- _DATA SUPPLIED_:

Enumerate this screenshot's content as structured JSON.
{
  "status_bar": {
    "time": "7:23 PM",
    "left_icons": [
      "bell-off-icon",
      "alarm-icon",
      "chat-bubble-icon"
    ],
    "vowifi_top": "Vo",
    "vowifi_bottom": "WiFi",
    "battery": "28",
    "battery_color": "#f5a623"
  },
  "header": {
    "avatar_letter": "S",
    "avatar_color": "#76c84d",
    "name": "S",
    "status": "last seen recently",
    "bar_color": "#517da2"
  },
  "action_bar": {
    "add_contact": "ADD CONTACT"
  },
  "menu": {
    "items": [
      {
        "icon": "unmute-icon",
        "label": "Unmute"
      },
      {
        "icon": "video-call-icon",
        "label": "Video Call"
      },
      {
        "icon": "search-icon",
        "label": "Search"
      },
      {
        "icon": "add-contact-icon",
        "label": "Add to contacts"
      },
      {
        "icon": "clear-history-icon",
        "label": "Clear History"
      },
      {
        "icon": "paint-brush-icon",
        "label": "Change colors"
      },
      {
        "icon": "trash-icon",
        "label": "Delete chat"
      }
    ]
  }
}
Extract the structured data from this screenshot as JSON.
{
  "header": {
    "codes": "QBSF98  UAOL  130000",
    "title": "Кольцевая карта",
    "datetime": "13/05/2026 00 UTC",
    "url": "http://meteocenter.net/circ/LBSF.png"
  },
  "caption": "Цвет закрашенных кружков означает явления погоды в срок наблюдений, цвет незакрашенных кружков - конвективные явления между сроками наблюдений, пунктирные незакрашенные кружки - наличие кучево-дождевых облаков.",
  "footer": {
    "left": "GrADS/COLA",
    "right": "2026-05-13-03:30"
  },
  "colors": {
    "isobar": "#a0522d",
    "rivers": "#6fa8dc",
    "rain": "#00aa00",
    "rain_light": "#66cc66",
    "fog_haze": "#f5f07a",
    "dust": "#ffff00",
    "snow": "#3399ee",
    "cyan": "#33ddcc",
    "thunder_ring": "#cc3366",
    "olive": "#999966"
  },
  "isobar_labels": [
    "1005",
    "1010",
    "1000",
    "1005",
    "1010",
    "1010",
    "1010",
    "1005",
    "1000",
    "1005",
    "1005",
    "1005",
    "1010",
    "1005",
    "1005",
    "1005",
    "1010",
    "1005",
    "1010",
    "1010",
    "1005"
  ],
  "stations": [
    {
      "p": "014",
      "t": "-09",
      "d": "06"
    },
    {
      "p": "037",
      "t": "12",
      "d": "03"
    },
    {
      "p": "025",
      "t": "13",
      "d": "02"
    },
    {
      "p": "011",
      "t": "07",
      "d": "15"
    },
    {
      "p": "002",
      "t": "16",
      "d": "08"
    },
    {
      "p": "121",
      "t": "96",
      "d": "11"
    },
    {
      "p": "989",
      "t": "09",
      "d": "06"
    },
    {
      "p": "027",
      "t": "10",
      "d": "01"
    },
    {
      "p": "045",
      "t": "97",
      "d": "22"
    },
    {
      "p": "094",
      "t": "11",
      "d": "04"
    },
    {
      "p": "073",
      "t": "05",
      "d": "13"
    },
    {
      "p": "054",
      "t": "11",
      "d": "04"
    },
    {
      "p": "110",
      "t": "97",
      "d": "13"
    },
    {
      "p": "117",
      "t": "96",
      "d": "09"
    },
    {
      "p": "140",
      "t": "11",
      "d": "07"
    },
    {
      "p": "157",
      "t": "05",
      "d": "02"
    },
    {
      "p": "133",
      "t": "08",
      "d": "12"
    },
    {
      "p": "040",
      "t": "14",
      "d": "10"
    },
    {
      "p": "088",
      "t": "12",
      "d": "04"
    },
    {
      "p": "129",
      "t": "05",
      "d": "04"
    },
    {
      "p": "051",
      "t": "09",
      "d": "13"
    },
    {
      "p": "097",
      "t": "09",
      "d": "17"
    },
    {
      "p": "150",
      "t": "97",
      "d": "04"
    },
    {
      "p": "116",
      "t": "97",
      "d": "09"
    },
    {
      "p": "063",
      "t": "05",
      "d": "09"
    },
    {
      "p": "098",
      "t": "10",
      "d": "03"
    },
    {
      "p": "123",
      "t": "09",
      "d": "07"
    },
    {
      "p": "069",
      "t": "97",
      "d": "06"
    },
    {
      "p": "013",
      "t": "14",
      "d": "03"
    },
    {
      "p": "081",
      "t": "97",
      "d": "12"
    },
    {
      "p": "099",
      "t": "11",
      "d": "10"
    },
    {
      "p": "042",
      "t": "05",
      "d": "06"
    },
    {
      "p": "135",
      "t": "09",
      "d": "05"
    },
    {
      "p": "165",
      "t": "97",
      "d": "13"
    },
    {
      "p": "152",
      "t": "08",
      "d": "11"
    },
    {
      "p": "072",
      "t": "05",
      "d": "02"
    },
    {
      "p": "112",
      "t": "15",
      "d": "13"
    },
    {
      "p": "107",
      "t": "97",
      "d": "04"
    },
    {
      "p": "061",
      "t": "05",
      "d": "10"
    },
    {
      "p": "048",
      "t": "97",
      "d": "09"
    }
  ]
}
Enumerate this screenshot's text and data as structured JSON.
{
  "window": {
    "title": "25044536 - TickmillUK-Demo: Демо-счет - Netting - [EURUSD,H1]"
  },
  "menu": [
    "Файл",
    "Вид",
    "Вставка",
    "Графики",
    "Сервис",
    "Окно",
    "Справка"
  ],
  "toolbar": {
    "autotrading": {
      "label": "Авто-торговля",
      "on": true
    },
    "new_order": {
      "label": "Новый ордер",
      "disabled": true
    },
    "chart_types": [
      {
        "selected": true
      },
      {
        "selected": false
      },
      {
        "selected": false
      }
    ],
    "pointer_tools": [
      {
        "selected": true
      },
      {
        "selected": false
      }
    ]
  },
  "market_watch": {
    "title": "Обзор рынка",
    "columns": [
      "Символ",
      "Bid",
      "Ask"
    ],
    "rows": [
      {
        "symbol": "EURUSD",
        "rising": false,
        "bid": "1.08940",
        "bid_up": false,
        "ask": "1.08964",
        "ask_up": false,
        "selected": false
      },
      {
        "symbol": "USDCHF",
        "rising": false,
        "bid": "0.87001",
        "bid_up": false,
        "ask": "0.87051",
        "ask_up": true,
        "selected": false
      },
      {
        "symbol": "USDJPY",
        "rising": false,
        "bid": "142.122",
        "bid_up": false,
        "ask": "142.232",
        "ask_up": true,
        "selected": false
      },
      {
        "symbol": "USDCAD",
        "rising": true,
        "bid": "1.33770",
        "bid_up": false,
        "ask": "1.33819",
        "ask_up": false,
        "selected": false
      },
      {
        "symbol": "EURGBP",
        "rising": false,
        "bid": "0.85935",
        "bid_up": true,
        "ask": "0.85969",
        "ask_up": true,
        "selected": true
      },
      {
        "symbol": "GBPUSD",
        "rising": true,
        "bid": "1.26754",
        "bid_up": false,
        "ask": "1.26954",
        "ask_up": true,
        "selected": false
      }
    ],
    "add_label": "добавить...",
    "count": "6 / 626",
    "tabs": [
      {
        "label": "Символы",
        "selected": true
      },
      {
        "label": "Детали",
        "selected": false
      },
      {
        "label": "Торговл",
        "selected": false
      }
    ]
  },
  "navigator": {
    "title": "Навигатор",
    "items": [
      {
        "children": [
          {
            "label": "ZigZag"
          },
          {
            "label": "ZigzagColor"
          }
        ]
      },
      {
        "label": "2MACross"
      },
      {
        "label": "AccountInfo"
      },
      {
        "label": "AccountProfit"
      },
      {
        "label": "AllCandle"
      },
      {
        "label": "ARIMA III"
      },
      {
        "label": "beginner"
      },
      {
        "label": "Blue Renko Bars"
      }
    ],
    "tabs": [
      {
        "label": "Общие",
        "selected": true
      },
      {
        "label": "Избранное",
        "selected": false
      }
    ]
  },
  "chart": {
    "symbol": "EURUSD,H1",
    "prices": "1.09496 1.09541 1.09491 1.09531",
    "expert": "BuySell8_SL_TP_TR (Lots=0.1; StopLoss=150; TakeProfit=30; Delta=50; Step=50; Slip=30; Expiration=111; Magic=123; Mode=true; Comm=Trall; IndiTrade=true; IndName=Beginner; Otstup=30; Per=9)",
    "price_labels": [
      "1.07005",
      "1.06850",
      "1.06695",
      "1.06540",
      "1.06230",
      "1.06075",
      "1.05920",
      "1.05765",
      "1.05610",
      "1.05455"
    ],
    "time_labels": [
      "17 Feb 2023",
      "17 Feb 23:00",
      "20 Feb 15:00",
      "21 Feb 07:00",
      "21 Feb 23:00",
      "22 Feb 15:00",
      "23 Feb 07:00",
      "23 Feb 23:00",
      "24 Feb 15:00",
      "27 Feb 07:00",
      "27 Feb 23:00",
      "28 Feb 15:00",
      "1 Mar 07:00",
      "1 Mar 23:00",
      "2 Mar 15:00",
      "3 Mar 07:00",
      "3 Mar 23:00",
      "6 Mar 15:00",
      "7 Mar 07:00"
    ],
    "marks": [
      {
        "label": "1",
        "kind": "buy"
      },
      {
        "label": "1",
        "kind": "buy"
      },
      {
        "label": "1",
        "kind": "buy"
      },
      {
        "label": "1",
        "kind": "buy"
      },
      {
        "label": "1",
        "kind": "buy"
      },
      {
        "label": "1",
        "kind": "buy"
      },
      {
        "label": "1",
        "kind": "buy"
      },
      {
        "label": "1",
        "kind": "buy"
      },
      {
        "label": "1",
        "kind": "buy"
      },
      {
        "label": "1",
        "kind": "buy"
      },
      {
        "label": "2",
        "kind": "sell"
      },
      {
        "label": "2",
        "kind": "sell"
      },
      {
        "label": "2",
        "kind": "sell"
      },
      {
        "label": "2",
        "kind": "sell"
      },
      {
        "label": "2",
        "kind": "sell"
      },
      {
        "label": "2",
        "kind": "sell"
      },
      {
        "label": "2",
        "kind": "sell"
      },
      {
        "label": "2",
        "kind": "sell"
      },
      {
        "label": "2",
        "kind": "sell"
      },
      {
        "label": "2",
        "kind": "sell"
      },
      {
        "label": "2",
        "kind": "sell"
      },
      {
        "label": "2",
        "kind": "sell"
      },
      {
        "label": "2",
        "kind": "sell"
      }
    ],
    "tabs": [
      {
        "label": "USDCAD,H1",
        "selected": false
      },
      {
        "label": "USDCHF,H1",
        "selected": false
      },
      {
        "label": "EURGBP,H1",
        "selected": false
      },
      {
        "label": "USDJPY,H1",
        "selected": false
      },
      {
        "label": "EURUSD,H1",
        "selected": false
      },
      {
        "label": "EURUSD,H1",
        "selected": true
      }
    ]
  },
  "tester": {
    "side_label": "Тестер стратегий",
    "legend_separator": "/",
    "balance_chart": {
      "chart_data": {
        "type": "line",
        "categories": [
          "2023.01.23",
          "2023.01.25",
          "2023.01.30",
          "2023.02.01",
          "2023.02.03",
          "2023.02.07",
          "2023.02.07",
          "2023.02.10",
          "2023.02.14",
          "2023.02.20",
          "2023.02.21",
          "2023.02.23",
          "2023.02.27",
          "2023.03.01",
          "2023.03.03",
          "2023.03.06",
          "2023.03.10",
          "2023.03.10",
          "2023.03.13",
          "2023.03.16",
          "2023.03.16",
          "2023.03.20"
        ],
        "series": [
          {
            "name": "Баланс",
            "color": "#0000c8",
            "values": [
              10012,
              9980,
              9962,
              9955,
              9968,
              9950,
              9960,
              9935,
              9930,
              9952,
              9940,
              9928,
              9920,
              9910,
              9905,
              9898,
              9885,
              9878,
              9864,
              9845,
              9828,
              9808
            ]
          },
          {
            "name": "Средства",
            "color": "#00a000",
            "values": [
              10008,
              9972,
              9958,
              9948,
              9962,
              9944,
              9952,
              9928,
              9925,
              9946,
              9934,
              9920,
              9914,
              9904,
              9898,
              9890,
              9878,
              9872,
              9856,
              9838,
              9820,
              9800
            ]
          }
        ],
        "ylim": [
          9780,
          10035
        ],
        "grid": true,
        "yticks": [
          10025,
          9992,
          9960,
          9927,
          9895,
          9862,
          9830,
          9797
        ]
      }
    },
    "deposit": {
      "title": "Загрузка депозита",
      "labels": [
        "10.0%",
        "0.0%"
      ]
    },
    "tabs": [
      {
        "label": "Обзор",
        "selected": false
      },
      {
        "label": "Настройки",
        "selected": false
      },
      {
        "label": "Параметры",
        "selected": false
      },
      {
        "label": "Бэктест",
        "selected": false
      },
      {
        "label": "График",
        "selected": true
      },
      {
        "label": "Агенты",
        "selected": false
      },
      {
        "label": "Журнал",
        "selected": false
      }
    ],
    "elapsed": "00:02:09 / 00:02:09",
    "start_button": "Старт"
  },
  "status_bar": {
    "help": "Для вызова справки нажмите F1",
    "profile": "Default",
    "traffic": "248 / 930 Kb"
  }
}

- _REQUEST_:
Take each line containing the string "title" and copy it out.

- _CORRECT RESULT_:
    "title": "Кольцевая карта",
    "title": "25044536 - TickmillUK-Demo: Демо-счет - Netting - [EURUSD,H1]"
    "title": "Обзор рынка",
    "title": "Навигатор",
      "title": "Загрузка депозита",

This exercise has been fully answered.